Work to complete:
[A] In the article on U.S. funding for the United Nations, what figure did the State Department give for 2010?
[B] From the rows below, extract every line between the one holding "367, 196, 381]" and the one holding "335, 376, 345]", inclusive, and copy them exactly as they appear.

Source passage:
★ ★ ★ ★ ★ ★ ★

Obama's last money shower for the UN: some $9.2 billion

By George Russell  <http://www.foxnews.com/person/r/george-russell.html> 

Published February 03, 2017 

Obama gave $9.2B to UN, linked groups in last year in office

EXCLUSIVE: In its last year in office, the Obama Administration showered at
least some $9.2 billion on the United Nations and its sprawling array of
organizations, according to a document recently posted on the State
Department website.

The total is gleaned from a document that summarizes U.S. government
spending for international organizations, and is  about 20 per cent higher
than the $7.7 billion figure  given out by State for 2010, before the Obama
Administration abruptly quit providing any overall tally for its U.N.
support. 

The overall U.S. bill for international organizations of every stripe is
just under $10.5 billion, meaning that U.N. organizations absorb about 88
per cent of such U.S. government spending.

The new tally includes nearly $360 million for  the controversial United
Nations Relief and Works Agency for Palestine Refugees in the Near East, or
UNRWA, which is regularly accused of inculcating violent anti-Israel
attitudes and even abetting  terrorist attacks on Israel, which it strongly
denies.

★ ★ ★ ★ ★ ★ ★

Record set:
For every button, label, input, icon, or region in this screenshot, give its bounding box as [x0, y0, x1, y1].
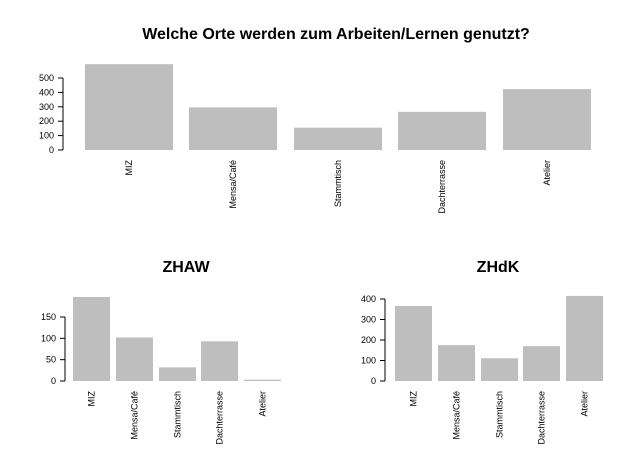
zhaw-bar-stammtisch	[159, 367, 196, 381]
zhaw-bar-atelier	[244, 379, 281, 381]
overall-y-tick-label: 500	[39, 73, 54, 83]
zhaw-chart-title: ZHAW	[162, 259, 210, 276]
zhaw-x-tick-label: Mensa/Café	[130, 391, 140, 440]
overall-bar-miz	[85, 64, 173, 150]
zhdk-x-tick-label: Atelier	[580, 391, 590, 417]
zhdk-y-tick-label: 200	[361, 335, 376, 345]
zhdk-y-tick-label: 400	[361, 294, 376, 304]
overall-x-tick-label: MIZ	[124, 160, 134, 176]
zhdk-bar-miz	[395, 305, 432, 381]
zhdk-bar-dachterrasse	[523, 346, 560, 381]
overall-bar-atelier	[503, 89, 591, 150]
zhaw-y-tick-label: 150	[41, 312, 56, 322]
zhaw-y-tick-label: 0	[51, 376, 56, 386]
zhdk-y-tick-label: 100	[361, 356, 376, 366]
zhaw-bar-miz	[73, 296, 110, 381]
zhaw-y-tick-label: 50	[46, 355, 56, 365]
overall-y-tick-label: 300	[39, 102, 54, 112]
zhdk-bar-mensacaf	[438, 345, 475, 381]
zhdk-x-tick-label: Stammtisch	[495, 391, 505, 438]
zhaw-bar-dachterrasse	[201, 341, 238, 381]
zhdk-x-tick-label: Mensa/Café	[452, 391, 462, 440]
overall-x-tick-label: Mensa/Café	[228, 160, 238, 209]
overall-y-tick-label: 0	[49, 145, 54, 155]
zhdk-y-tick-label: 0	[371, 376, 376, 386]
zhaw-x-tick-label: Dachterrasse	[215, 391, 225, 445]
overall-y-tick-label: 200	[39, 116, 54, 126]
zhdk-y-tick-label: 300	[361, 315, 376, 325]
overall-x-tick-label: Dachterrasse	[437, 160, 447, 214]
overall-y-tick-label: 400	[39, 87, 54, 97]
zhaw-x-tick-label: Stammtisch	[173, 391, 183, 438]
overall-bar-dachterrasse	[398, 111, 486, 150]
zhaw-y-tick-label: 100	[41, 333, 56, 343]
zhaw-bar-mensacaf	[116, 337, 153, 381]
overall-bar-stammtisch	[294, 127, 382, 150]
zhaw-x-tick-label: MIZ	[87, 391, 97, 407]
zhaw-x-tick-label: Atelier	[258, 391, 268, 417]
zhdk-x-tick-label: MIZ	[409, 391, 419, 407]
zhdk-chart-title: ZHdK	[477, 259, 520, 276]
overall-chart-title: Welche Orte werden zum Arbeiten/Lernen g…	[142, 26, 530, 43]
overall-bar-mensacaf	[189, 107, 277, 150]
zhdk-x-tick-label: Dachterrasse	[537, 391, 547, 445]
overall-x-tick-label: Stammtisch	[333, 160, 343, 207]
overall-x-tick-label: Atelier	[542, 160, 552, 186]
zhdk-bar-stammtisch	[481, 358, 518, 381]
overall-y-tick-label: 100	[39, 131, 54, 141]
zhdk-bar-atelier	[566, 295, 603, 381]
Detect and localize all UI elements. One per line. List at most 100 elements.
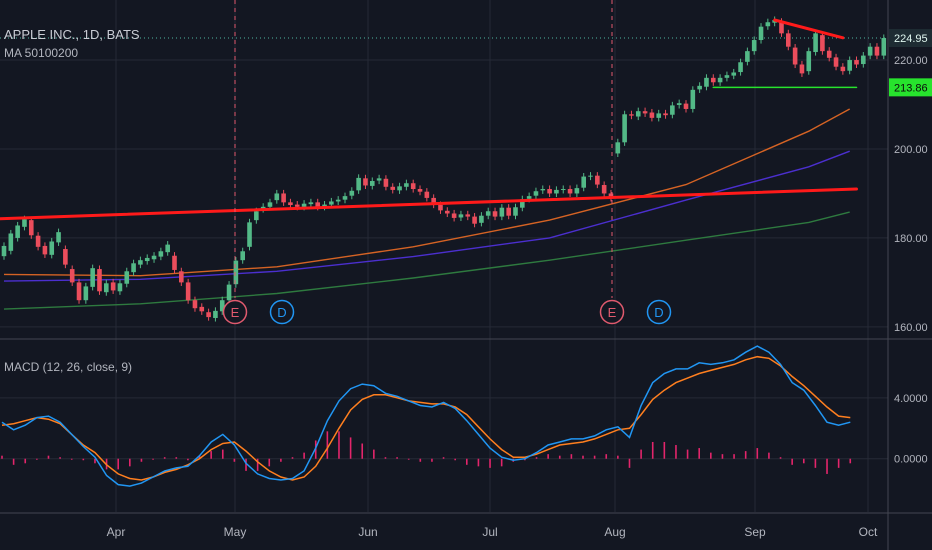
macd-histogram-bar [791,458,793,465]
candle-body [765,22,771,27]
time-tick-label: Aug [604,525,625,539]
macd-histogram-bar [245,458,247,471]
macd-histogram-bar [70,458,73,460]
drawings[interactable] [0,18,858,221]
macd-histogram-bar [477,458,480,467]
macd-histogram-bar [454,458,456,461]
candle-body [595,175,600,185]
candle-body [574,188,580,194]
macd-histogram-bar [117,458,119,470]
candle-body [786,33,791,47]
candle-body [76,282,82,301]
candle-body [151,255,157,260]
support-price-badge-bg [889,78,932,97]
candle-body [267,202,273,207]
candle-body [397,186,402,191]
candle-body [806,51,812,72]
candle-body [226,284,232,301]
candle-body [260,206,266,210]
candle-body [233,260,239,285]
macd-histogram-bar [338,431,340,459]
candle-body [390,186,396,190]
macd-histogram-bar [698,448,700,459]
macd-histogram-bar [373,449,375,459]
candle-body [110,282,116,291]
candle-body [363,178,368,186]
macd-histogram-bar [593,455,596,459]
candle-body [608,193,614,198]
macd-histogram-bar [547,454,549,459]
candle-body [854,60,859,65]
candle-body [588,175,593,177]
candle-body [404,183,409,187]
macd-histogram-bar [802,458,805,464]
candle-body [779,21,784,34]
candle-body [738,62,743,73]
candles [1,16,887,322]
candle-body [676,103,682,105]
macd-histogram-bar [407,458,410,460]
macd-histogram-bar [640,449,642,459]
candle-body [485,211,491,216]
macd-histogram-bar [82,458,85,461]
macd-histogram-bar [686,449,689,459]
candle-body [131,263,136,273]
candle-body [492,211,498,217]
candle-body [663,113,668,116]
macd-histogram-bar [36,458,38,460]
candle-body [656,113,662,118]
candle-body [1,245,7,257]
macd-histogram-bar [187,458,189,461]
macd-histogram-bar [628,458,631,468]
macd-histogram-bar [768,452,770,459]
macd-histogram-bar [651,441,654,459]
macd-histogram-bar [744,451,747,459]
price-tick-label: 200.00 [894,144,928,156]
candle-body [506,207,511,216]
candle-body [526,196,532,199]
candle-body [479,215,484,223]
last-price-badge-bg [889,29,932,48]
macd-histogram-bar [466,458,468,465]
candle-body [144,257,150,262]
macd-histogram-bar [837,458,840,468]
candle-body [69,269,75,283]
candle-body [97,269,102,292]
candle-body [881,38,887,56]
time-tick-label: Sep [744,525,766,539]
macd-histogram-bar [617,455,619,459]
candle-body [635,111,641,117]
candle-body [472,216,477,224]
macd-indicator-label[interactable]: MACD (12, 26, close, 9) [4,360,133,374]
candle-body [560,189,566,191]
price-tick-label: 220.00 [894,55,928,67]
trendline-line [773,18,845,40]
candle-body [704,77,709,87]
candle-body [465,214,471,217]
symbol-title[interactable]: APPLE INC., 1D, BATS [4,27,140,42]
macd-pane [1,345,852,487]
support-price-badge: 213.86 [894,82,928,94]
candle-body [649,112,655,118]
candle-body [206,312,211,318]
candle-body [104,283,109,293]
last-price-badge: 224.95 [894,33,928,45]
candle-body [745,51,750,62]
candle-body [172,255,177,270]
candle-body [356,177,361,191]
candle-body [581,176,586,188]
time-tick-label: Jun [358,525,377,539]
candle-body [513,207,518,216]
candle-body [499,207,505,217]
time-tick-label: May [224,525,247,539]
ma-indicator-label[interactable]: MA 50100200 [4,46,79,60]
candle-body [751,40,757,52]
axes: 160.00 180.00 200.00 220.00 0.0000 4.0000 224.… [107,29,932,539]
macd-histogram-bar [570,454,573,459]
macd-histogram-bar [558,455,561,459]
candle-body [322,204,327,207]
macd-histogram-bar [221,449,224,459]
candle-body [254,211,259,221]
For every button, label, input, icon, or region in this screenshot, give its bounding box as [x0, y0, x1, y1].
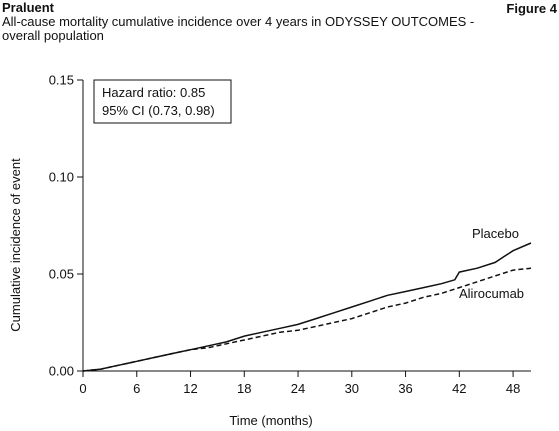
x-tick-label: 30	[345, 381, 359, 396]
x-tick-label: 18	[237, 381, 251, 396]
figure-label: Figure 4	[506, 1, 557, 16]
series-label-alirocumab: Alirocumab	[459, 286, 524, 301]
x-tick-label: 36	[398, 381, 412, 396]
x-tick-label: 42	[452, 381, 466, 396]
series-line-placebo	[82, 242, 532, 372]
ci-text: 95% CI (0.73, 0.98)	[102, 103, 215, 118]
series-lines	[82, 242, 532, 372]
y-axis-label: Cumulative incidence of event	[8, 158, 23, 332]
annotation-box	[93, 79, 232, 124]
brand-title: Praluent	[2, 0, 55, 15]
series-line-alirocumab	[82, 267, 532, 372]
y-tick-label: 0.00	[49, 364, 74, 379]
x-tick-label: 24	[291, 381, 305, 396]
x-tick-label: 12	[183, 381, 197, 396]
chart-axes	[82, 80, 531, 372]
chart-subtitle: All-cause mortality cumulative incidence…	[2, 14, 475, 43]
x-tick-label: 6	[133, 381, 140, 396]
y-ticks: 0.00 0.05 0.10 0.15	[49, 73, 83, 379]
y-tick-label: 0.15	[49, 73, 74, 88]
x-tick-label: 0	[79, 381, 86, 396]
x-axis-label: Time (months)	[229, 413, 312, 428]
series-label-placebo: Placebo	[472, 226, 519, 241]
y-tick-label: 0.05	[49, 267, 74, 282]
x-tick-label: 48	[506, 381, 520, 396]
x-ticks: 0 6 12 18 24 30 36 42 48	[79, 371, 520, 396]
hazard-ratio-text: Hazard ratio: 0.85	[102, 85, 205, 100]
y-tick-label: 0.10	[49, 170, 74, 185]
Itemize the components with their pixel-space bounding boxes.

★ ★ ★ ★ ★ ★ ★

Outputs for the tasks:
[A] $7.7 billion.

[B]
zhaw-bar-stammtisch	[159, 367, 196, 381]
zhaw-bar-atelier	[244, 379, 281, 381]
overall-y-tick-label: 500	[39, 73, 54, 83]
zhaw-chart-title: ZHAW	[162, 259, 210, 276]
zhaw-x-tick-label: Mensa/Café	[130, 391, 140, 440]
overall-bar-miz	[85, 64, 173, 150]
zhdk-x-tick-label: Atelier	[580, 391, 590, 417]
zhdk-y-tick-label: 200	[361, 335, 376, 345]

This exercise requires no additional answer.